■ Work required ■
Show only lines that include "printed".

■ Lines of data ■
** START **

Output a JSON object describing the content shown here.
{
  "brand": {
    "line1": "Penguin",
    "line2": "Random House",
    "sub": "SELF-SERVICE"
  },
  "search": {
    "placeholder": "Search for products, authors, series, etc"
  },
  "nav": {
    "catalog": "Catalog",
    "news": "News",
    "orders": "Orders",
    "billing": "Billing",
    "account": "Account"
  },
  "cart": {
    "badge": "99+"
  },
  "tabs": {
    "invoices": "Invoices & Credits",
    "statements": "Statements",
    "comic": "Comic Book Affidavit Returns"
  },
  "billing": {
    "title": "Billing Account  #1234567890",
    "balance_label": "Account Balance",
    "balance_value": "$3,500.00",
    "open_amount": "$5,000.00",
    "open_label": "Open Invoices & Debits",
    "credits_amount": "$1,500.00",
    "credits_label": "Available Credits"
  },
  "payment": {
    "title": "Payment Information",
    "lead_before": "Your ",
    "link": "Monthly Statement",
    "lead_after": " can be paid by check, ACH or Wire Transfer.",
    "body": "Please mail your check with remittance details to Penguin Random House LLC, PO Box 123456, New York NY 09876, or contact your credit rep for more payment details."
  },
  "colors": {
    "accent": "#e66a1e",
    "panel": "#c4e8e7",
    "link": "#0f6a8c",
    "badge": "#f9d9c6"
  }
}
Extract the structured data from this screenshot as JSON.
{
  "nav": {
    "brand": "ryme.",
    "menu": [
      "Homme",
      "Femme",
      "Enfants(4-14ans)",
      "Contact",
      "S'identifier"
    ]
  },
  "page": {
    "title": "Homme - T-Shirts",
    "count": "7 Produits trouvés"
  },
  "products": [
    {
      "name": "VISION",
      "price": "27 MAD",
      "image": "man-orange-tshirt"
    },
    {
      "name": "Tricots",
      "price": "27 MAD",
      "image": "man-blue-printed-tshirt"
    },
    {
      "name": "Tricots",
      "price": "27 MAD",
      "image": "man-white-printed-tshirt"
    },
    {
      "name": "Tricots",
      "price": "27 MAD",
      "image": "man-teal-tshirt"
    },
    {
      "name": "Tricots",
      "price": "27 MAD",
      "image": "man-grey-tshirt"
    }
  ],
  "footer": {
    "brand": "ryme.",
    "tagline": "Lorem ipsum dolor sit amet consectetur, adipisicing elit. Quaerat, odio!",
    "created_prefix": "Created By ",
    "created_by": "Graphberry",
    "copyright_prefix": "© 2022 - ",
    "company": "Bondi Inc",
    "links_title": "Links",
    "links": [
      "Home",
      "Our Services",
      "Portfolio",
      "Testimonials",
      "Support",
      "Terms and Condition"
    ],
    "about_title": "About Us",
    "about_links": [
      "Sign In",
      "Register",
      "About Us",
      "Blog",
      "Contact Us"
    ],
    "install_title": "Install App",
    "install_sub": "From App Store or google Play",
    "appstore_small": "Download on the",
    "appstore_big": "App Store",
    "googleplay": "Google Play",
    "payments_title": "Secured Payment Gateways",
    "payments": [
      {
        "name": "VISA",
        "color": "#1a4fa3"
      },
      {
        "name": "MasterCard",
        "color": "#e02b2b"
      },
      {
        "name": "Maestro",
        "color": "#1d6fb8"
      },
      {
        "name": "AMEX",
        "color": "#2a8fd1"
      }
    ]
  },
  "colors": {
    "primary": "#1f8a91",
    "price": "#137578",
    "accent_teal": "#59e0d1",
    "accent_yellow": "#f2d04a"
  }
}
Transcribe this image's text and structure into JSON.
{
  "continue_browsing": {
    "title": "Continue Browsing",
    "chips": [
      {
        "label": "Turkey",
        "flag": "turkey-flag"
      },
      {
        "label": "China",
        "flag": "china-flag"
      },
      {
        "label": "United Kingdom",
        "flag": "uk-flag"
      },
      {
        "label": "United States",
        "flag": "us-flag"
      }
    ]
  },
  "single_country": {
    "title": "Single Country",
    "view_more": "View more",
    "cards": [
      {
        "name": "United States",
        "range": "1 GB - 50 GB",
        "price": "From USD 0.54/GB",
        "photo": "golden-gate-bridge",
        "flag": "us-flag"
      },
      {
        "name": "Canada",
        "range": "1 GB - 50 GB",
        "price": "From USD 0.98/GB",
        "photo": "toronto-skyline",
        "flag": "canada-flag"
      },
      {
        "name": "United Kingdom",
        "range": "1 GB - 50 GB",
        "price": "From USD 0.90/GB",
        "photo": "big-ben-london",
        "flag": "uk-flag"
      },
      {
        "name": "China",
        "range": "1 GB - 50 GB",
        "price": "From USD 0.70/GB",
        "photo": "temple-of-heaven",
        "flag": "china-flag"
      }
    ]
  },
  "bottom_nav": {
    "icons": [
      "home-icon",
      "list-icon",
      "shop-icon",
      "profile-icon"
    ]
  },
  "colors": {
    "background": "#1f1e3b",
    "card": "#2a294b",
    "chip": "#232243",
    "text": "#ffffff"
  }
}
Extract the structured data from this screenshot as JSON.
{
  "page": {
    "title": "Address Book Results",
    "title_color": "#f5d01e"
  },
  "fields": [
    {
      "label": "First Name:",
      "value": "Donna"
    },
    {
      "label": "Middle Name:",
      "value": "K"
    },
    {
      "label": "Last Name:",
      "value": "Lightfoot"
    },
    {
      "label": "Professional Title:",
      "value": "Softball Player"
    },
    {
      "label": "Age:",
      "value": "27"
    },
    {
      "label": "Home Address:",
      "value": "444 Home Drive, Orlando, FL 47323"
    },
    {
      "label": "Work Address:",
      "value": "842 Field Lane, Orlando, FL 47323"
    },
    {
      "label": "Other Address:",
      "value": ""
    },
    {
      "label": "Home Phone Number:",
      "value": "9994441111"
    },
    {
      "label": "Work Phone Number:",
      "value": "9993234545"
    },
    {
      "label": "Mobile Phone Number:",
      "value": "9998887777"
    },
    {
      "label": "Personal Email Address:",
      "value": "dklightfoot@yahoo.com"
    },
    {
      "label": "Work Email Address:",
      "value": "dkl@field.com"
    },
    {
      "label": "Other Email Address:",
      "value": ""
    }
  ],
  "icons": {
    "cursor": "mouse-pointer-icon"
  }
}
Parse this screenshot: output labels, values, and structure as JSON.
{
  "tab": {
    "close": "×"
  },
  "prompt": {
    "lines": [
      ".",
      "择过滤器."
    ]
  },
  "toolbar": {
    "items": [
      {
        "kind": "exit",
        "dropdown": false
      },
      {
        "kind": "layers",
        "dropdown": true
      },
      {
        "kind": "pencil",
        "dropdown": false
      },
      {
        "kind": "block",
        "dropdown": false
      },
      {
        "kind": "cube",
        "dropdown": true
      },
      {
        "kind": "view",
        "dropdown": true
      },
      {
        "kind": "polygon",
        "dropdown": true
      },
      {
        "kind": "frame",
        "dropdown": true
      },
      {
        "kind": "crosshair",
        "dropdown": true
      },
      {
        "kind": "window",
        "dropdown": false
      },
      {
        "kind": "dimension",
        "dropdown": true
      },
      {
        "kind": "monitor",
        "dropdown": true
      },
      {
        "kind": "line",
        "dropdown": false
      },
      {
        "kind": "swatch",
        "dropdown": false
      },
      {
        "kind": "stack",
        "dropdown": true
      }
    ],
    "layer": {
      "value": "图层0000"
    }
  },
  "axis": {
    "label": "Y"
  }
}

** END **

■ Exercise result ■
      "image": "man-blue-printed-tshirt"
      "image": "man-white-printed-tshirt"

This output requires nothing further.